▶

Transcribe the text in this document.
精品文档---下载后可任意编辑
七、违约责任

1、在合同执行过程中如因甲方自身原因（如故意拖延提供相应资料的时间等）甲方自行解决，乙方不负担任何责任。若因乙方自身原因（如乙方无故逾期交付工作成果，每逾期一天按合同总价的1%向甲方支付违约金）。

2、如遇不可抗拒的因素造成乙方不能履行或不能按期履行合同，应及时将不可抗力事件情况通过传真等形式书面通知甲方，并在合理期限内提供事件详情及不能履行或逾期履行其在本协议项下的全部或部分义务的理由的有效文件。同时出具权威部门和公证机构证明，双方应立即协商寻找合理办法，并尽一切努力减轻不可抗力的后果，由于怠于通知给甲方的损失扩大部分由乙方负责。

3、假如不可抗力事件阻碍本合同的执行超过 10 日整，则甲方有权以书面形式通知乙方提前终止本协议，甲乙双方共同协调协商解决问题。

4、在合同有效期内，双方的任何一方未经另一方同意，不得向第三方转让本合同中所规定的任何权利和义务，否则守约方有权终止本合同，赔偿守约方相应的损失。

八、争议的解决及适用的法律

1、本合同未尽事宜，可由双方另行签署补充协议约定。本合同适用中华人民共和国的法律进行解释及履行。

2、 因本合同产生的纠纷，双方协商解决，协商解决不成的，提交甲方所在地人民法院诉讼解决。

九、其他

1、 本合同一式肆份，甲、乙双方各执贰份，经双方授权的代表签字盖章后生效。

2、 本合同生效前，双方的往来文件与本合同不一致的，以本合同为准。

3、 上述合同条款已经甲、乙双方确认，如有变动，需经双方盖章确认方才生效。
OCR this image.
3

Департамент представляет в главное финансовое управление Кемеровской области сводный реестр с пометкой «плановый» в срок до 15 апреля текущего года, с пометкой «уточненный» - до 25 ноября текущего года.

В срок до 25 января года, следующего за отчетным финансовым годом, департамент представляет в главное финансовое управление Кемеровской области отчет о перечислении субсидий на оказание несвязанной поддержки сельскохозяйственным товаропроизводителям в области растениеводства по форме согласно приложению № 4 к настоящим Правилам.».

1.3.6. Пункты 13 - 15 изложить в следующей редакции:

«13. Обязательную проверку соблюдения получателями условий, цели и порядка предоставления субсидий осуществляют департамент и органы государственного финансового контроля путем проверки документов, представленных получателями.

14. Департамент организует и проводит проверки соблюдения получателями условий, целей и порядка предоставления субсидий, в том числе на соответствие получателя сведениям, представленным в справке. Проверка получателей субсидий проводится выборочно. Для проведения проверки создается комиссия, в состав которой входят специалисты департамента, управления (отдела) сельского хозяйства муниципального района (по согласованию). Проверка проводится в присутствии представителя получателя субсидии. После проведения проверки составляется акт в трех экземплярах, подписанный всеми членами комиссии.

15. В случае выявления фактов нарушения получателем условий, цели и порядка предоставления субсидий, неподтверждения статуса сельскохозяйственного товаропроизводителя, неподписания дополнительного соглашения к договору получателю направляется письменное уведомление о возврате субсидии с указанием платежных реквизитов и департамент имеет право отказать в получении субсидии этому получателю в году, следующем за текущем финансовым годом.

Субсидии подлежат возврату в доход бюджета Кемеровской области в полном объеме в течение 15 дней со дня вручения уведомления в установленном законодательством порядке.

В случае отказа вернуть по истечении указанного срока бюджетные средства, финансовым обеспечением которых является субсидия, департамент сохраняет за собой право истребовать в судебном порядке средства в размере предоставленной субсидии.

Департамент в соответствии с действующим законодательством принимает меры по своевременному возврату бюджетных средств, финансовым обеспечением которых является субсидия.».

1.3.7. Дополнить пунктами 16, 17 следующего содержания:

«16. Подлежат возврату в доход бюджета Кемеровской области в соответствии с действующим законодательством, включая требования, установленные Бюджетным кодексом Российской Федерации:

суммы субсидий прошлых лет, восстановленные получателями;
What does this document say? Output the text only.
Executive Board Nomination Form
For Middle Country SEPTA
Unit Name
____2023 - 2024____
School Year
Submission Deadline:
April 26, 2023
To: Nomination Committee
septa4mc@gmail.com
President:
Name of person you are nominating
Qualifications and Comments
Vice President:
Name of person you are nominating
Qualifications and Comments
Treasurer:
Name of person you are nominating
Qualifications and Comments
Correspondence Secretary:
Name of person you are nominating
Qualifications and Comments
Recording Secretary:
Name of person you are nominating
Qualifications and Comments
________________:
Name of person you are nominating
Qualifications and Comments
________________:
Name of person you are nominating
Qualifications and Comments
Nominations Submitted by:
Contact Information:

◀

• [The request]: Each line in the data that holds the string "бюджета" should be found and copied.

• [Solution for this task]:
Субсидии подлежат возврату в доход бюджета Кемеровской области в полном объеме в течение 15 дней со дня вручения уведомления в установленном законодательством порядке.
«16. Подлежат возврату в доход бюджета Кемеровской области в соответствии с действующим законодательством, включая требования, установленные Бюджетным кодексом Российской Федерации:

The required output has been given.